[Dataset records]
+--
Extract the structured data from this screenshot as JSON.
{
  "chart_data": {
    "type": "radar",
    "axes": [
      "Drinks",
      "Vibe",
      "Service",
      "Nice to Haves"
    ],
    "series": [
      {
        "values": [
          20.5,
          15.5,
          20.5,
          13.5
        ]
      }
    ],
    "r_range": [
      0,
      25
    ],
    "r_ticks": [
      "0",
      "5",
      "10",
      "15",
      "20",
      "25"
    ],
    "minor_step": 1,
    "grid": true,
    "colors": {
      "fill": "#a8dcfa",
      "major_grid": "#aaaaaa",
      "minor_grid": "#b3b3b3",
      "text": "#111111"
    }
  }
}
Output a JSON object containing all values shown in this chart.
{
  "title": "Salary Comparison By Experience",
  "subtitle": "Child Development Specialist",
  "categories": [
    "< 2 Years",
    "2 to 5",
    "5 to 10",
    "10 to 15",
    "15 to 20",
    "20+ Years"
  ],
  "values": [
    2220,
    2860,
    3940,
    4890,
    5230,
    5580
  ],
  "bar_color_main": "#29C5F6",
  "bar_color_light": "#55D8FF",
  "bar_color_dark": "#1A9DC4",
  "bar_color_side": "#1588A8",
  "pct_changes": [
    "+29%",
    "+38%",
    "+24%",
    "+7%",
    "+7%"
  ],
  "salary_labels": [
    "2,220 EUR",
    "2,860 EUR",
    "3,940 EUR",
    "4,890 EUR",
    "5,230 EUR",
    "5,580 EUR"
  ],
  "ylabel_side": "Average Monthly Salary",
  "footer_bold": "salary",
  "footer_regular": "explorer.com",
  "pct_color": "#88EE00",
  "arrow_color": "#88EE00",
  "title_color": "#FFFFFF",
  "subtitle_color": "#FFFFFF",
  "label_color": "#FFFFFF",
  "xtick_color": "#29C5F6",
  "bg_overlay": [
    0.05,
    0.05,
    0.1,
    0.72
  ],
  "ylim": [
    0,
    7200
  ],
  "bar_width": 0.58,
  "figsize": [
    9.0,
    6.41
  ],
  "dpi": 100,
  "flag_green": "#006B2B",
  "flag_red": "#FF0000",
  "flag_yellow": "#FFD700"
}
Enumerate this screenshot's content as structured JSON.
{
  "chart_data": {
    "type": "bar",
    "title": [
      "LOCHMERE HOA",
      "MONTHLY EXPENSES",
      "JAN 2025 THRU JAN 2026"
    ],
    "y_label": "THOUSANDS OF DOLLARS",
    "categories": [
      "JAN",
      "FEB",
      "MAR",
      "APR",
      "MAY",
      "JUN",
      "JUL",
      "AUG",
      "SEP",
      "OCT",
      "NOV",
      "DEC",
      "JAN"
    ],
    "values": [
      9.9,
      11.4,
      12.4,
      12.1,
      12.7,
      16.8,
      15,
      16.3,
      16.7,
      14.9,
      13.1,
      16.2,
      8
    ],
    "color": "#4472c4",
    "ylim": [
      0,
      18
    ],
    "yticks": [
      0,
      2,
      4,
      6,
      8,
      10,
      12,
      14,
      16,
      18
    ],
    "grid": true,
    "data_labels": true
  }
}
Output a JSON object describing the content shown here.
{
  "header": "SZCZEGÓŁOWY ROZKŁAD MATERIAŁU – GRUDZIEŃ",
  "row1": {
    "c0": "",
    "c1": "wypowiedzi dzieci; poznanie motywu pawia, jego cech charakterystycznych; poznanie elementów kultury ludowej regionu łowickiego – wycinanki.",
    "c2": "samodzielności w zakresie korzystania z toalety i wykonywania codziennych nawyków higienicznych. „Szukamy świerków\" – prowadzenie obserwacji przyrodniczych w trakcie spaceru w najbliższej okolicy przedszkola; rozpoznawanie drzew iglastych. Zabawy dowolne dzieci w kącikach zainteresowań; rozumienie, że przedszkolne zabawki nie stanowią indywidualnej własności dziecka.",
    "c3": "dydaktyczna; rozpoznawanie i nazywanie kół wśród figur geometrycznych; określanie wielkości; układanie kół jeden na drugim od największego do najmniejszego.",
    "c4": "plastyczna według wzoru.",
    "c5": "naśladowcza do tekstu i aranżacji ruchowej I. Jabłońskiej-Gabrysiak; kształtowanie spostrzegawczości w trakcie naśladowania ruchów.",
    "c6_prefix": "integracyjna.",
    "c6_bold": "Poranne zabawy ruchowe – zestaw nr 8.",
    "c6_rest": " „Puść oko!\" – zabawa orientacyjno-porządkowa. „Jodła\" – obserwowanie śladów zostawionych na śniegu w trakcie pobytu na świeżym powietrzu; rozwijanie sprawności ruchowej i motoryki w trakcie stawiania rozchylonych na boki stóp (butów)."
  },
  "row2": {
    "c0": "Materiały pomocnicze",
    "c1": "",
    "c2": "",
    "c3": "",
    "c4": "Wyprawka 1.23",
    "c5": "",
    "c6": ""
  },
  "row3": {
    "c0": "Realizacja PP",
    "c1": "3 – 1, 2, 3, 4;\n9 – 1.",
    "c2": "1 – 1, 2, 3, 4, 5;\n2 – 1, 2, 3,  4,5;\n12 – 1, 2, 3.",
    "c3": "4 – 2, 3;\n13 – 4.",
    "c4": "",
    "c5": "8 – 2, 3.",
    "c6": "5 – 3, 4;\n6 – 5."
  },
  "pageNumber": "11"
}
+--
### WORK TO BE COMPLETED
Copy out every line of the listing that contains the string "structured".

### SOLUTION FOR THIS TASK
Extract the structured data from this screenshot as JSON.
Enumerate this screenshot's content as structured JSON.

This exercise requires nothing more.